→ Extracted entries
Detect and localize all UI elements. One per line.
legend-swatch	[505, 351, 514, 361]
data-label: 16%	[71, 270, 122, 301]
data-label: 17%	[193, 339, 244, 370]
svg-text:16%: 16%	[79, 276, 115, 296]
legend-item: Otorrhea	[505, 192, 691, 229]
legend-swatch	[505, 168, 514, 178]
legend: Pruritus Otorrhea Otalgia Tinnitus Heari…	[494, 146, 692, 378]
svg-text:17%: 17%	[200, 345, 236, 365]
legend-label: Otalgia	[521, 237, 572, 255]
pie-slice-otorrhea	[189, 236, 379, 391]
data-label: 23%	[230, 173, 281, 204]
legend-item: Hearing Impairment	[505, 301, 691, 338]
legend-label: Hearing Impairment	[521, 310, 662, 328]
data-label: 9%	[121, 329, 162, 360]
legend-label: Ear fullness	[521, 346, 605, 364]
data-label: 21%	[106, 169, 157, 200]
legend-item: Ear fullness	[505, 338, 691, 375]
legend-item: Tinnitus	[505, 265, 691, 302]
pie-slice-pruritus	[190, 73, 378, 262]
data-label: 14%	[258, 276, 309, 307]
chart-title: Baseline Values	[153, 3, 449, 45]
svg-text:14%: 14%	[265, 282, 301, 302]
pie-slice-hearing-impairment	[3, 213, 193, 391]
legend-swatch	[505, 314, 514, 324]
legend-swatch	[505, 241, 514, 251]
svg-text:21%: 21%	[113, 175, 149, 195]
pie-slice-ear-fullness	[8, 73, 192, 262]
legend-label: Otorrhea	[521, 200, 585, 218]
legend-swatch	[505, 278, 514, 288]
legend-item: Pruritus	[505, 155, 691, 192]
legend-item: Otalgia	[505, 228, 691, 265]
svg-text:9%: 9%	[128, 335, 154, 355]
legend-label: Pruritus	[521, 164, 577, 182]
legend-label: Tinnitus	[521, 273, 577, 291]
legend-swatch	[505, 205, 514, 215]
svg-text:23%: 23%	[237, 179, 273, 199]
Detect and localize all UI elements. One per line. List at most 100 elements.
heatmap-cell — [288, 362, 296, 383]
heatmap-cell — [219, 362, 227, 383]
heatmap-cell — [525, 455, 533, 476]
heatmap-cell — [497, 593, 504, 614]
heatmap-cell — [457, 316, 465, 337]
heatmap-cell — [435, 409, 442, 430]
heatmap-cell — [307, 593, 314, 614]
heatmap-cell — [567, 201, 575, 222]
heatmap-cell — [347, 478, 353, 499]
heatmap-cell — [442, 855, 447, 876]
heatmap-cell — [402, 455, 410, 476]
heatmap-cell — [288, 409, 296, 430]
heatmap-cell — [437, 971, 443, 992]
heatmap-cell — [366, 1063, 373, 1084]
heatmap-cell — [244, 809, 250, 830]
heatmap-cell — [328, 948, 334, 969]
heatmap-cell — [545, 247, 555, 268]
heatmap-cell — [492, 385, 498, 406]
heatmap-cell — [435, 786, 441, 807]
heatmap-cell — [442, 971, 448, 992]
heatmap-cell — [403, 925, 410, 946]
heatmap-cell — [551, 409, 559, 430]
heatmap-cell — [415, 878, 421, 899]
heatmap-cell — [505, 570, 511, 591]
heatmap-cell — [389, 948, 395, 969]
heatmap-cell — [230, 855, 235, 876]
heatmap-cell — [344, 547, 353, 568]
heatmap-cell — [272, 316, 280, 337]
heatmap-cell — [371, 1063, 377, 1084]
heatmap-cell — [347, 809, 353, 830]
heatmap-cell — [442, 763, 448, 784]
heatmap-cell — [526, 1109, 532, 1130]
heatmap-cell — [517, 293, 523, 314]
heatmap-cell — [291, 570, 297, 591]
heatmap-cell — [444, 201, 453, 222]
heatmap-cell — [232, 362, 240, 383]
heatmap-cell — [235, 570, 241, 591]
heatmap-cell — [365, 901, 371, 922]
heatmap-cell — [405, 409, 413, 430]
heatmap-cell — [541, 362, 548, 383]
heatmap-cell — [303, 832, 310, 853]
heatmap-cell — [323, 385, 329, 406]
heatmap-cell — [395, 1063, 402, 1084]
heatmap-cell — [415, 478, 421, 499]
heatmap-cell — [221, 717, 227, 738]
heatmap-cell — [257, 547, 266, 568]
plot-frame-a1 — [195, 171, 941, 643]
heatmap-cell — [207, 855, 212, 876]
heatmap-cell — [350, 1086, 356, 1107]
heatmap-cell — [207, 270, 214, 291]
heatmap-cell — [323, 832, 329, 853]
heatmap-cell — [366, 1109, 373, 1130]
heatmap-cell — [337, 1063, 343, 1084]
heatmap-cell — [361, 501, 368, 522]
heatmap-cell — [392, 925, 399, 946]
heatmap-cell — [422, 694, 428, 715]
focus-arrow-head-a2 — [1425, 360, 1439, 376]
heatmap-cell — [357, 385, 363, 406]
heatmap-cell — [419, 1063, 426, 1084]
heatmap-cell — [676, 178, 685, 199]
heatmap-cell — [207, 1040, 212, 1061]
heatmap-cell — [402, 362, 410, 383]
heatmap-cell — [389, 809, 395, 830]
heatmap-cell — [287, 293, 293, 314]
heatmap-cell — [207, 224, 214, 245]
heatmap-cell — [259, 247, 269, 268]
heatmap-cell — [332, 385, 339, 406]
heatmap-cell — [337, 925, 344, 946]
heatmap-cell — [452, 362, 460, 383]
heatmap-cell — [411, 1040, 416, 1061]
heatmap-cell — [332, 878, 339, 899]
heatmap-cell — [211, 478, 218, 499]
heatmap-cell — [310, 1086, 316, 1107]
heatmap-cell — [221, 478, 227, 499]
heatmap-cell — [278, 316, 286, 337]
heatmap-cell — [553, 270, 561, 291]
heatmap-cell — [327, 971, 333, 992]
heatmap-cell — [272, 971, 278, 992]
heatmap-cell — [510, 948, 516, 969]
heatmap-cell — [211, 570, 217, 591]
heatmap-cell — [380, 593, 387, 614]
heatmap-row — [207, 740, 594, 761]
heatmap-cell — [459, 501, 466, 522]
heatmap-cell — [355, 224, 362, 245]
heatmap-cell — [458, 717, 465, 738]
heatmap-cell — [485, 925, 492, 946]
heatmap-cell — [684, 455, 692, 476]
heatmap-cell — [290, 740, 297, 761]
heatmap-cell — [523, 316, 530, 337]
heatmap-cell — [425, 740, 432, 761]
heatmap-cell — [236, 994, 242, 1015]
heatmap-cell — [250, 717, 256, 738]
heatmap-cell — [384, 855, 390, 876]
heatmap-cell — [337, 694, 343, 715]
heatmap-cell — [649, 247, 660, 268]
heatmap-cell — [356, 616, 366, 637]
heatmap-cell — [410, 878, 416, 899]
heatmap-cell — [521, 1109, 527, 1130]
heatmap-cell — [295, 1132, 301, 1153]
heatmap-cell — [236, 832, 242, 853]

→ Exercise task
Reproduce the entries verbatim from the first line down to and including the line that contains "179, 273, 199]".

→ Response to this task
Detect and localize all UI elements. One per line.
legend-swatch	[505, 351, 514, 361]
data-label: 16%	[71, 270, 122, 301]
data-label: 17%	[193, 339, 244, 370]
svg-text:16%: 16%	[79, 276, 115, 296]
legend-item: Otorrhea	[505, 192, 691, 229]
legend-swatch	[505, 168, 514, 178]
legend: Pruritus Otorrhea Otalgia Tinnitus Heari…	[494, 146, 692, 378]
svg-text:17%: 17%	[200, 345, 236, 365]
legend-label: Otalgia	[521, 237, 572, 255]
pie-slice-otorrhea	[189, 236, 379, 391]
data-label: 23%	[230, 173, 281, 204]
legend-item: Hearing Impairment	[505, 301, 691, 338]
legend-label: Hearing Impairment	[521, 310, 662, 328]
data-label: 9%	[121, 329, 162, 360]
legend-label: Ear fullness	[521, 346, 605, 364]
data-label: 21%	[106, 169, 157, 200]
legend-item: Ear fullness	[505, 338, 691, 375]
legend-item: Tinnitus	[505, 265, 691, 302]
pie-slice-pruritus	[190, 73, 378, 262]
data-label: 14%	[258, 276, 309, 307]
chart-title: Baseline Values	[153, 3, 449, 45]
svg-text:14%: 14%	[265, 282, 301, 302]
pie-slice-hearing-impairment	[3, 213, 193, 391]
legend-swatch	[505, 314, 514, 324]
legend-swatch	[505, 241, 514, 251]
svg-text:21%: 21%	[113, 175, 149, 195]
pie-slice-ear-fullness	[8, 73, 192, 262]
legend-label: Otorrhea	[521, 200, 585, 218]
legend-swatch	[505, 278, 514, 288]
legend-item: Pruritus	[505, 155, 691, 192]
legend-item: Otalgia	[505, 228, 691, 265]
svg-text:9%: 9%	[128, 335, 154, 355]
legend-label: Pruritus	[521, 164, 577, 182]
legend-label: Tinnitus	[521, 273, 577, 291]
legend-swatch	[505, 205, 514, 215]
svg-text:23%: 23%	[237, 179, 273, 199]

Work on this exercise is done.